Prompt:
Extract each line holding the word "polar" from the entries.

>>>>>

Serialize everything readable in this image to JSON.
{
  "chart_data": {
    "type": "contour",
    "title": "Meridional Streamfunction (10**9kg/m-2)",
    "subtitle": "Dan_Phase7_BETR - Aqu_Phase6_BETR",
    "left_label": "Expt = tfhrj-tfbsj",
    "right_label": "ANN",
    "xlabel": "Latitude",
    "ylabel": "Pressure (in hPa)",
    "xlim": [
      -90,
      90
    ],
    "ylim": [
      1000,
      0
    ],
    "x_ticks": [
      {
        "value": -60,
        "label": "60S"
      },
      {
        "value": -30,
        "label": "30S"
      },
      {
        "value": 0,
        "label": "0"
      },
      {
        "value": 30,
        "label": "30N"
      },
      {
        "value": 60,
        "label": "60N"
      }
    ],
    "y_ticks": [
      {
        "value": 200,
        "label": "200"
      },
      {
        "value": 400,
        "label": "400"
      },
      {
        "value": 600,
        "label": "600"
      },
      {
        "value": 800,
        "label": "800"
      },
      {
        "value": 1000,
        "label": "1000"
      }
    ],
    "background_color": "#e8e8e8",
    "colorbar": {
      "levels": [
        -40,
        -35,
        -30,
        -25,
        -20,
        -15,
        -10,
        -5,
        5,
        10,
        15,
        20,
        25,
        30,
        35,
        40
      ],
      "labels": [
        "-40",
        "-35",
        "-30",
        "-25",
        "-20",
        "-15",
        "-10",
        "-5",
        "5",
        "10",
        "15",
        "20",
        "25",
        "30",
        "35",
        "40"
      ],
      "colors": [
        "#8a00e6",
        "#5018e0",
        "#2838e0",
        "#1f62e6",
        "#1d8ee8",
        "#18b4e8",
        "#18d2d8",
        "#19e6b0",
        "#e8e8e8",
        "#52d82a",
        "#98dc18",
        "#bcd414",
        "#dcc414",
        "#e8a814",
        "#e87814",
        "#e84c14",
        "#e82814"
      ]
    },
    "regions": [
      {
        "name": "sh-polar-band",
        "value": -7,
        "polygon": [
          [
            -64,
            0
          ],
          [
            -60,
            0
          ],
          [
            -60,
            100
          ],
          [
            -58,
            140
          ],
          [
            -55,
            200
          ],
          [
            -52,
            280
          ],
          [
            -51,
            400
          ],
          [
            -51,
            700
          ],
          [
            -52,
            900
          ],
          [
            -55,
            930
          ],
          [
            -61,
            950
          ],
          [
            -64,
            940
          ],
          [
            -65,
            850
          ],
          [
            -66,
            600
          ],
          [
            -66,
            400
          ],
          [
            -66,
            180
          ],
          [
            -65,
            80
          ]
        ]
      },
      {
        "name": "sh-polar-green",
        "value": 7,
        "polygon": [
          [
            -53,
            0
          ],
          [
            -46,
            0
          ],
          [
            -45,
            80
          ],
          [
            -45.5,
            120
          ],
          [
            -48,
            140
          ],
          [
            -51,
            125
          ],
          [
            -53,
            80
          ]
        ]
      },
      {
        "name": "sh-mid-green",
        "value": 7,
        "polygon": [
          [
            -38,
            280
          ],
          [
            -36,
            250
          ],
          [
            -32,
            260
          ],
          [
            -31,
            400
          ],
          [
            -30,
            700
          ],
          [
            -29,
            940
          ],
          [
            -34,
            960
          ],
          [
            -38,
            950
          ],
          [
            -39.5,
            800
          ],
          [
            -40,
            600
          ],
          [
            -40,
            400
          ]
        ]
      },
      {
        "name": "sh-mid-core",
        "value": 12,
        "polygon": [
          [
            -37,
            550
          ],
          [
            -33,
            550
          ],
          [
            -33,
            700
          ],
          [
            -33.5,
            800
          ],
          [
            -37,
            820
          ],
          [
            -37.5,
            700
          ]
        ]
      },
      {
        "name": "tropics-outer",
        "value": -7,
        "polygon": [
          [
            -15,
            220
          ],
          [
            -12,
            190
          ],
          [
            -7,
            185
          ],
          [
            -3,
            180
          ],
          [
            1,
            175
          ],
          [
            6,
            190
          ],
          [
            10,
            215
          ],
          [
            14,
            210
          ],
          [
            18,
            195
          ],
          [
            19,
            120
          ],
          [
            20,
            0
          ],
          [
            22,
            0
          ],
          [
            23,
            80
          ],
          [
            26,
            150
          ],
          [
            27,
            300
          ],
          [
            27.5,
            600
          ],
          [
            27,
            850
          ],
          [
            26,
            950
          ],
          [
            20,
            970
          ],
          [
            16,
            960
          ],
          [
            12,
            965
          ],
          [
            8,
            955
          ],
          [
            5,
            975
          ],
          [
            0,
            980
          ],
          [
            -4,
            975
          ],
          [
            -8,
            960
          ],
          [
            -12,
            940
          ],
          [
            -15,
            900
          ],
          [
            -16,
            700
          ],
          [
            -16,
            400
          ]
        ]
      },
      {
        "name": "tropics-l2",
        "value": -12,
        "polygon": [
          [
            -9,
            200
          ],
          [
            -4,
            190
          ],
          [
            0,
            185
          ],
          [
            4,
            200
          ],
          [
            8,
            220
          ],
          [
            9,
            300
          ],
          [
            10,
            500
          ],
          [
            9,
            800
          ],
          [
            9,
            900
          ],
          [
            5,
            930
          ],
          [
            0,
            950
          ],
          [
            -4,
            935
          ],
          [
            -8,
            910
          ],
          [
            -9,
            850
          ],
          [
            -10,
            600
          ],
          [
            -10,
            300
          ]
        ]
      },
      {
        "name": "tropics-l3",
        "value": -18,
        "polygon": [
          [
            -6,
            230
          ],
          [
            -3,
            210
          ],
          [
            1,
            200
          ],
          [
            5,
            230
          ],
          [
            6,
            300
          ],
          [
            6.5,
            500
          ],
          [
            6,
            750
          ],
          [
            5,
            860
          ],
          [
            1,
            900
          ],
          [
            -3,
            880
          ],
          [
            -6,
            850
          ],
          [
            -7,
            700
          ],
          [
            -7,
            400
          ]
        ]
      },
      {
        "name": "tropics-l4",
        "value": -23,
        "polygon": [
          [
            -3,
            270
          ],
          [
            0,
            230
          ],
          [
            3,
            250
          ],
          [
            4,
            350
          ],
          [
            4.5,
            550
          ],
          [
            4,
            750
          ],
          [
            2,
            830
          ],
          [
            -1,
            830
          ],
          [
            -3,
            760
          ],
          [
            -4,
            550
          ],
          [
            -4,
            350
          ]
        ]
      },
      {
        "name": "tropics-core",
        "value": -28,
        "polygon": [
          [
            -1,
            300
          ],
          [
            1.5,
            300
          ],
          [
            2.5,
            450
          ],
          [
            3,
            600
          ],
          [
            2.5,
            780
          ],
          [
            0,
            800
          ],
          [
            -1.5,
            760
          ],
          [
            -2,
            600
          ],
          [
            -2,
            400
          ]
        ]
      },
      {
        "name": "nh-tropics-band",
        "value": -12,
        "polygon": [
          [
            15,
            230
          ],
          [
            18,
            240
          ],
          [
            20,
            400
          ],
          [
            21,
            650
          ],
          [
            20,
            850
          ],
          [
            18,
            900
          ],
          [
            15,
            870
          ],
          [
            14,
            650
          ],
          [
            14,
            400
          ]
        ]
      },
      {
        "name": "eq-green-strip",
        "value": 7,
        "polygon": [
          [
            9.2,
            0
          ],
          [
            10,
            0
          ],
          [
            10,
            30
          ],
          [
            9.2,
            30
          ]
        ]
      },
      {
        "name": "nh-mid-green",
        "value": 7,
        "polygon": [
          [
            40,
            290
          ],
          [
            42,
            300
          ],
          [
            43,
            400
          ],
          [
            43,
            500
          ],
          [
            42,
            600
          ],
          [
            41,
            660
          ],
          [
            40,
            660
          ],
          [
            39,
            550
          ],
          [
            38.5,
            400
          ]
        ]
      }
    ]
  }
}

<<<<<

Correct answer:
        "name": "sh-polar-band",
        "name": "sh-polar-green",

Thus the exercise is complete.